> **TASK DIRECTIONS**:
Identify all lines below that hold "index" and collect them.

INFORMATION GIVEN start

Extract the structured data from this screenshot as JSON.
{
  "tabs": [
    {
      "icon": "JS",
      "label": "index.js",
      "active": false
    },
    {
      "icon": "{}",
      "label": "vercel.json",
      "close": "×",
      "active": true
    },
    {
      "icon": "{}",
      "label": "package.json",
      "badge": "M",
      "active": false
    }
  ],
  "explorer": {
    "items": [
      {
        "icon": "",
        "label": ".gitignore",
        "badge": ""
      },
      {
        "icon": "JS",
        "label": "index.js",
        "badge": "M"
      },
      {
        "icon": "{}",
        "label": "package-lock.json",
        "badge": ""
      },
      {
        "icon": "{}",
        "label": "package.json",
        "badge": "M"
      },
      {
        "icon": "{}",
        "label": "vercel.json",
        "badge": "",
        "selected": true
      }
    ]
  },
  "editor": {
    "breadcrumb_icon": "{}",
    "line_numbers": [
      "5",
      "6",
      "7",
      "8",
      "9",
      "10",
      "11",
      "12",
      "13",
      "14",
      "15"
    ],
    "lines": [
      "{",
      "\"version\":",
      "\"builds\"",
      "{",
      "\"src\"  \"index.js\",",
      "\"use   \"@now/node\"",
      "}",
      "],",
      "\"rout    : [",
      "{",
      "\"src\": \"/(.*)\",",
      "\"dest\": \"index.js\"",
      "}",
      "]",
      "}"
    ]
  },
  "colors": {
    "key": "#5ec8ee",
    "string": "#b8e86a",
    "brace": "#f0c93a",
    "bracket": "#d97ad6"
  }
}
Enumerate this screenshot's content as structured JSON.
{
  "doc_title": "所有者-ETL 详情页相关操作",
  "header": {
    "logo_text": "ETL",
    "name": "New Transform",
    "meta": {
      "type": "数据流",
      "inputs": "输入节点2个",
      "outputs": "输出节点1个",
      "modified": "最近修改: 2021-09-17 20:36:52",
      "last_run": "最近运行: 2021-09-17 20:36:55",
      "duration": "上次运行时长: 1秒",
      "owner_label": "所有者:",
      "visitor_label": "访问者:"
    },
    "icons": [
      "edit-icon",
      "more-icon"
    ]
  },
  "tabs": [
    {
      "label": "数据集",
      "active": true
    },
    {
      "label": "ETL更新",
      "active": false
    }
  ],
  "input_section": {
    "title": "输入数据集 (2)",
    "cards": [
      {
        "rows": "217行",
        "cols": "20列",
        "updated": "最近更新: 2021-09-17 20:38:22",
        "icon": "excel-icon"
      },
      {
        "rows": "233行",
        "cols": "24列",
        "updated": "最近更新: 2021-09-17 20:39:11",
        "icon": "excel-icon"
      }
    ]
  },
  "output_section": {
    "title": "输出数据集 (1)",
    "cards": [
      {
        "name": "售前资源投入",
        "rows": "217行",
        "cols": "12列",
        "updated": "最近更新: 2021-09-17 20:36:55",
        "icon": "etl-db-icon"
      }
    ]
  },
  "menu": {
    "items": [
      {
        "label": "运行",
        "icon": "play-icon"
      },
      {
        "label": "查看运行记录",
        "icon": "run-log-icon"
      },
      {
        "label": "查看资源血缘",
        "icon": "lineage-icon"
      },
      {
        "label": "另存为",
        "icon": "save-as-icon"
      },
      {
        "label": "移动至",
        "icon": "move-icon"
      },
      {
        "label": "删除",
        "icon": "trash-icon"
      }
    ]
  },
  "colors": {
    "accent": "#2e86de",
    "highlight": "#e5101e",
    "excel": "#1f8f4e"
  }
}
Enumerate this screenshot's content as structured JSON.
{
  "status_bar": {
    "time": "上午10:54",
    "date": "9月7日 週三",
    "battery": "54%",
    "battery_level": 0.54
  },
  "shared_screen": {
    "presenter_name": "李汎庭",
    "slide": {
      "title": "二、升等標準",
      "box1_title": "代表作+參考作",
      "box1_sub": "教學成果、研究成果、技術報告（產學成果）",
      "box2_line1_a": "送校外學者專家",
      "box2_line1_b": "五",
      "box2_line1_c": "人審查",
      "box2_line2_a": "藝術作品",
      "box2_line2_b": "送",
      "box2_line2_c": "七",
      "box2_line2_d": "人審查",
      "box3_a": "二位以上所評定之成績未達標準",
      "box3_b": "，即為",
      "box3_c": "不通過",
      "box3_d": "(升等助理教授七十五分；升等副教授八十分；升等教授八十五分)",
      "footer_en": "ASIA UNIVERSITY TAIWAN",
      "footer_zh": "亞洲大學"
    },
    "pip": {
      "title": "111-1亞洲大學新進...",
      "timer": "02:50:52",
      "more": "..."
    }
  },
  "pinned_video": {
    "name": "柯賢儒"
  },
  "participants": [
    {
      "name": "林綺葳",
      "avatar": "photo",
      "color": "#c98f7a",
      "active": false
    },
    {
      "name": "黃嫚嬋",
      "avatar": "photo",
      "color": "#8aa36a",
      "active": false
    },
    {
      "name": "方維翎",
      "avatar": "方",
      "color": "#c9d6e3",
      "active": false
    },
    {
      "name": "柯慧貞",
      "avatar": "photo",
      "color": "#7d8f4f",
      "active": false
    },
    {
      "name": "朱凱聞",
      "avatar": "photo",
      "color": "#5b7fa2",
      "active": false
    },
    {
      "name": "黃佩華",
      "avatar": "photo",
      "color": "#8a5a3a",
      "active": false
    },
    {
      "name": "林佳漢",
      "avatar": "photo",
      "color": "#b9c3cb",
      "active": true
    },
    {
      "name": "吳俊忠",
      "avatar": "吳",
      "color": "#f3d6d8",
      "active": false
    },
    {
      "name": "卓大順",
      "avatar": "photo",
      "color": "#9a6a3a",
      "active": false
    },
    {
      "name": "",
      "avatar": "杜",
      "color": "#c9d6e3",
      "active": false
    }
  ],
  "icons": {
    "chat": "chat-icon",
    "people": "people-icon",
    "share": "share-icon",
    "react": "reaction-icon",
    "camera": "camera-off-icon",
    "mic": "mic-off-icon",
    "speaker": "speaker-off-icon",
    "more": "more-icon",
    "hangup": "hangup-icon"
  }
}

INFORMATION GIVEN end

> **CORRECT ANSWER**:
      "label": "index.js",
        "label": "index.js",
      "\"src\"  \"index.js\",",
      "\"dest\": \"index.js\"",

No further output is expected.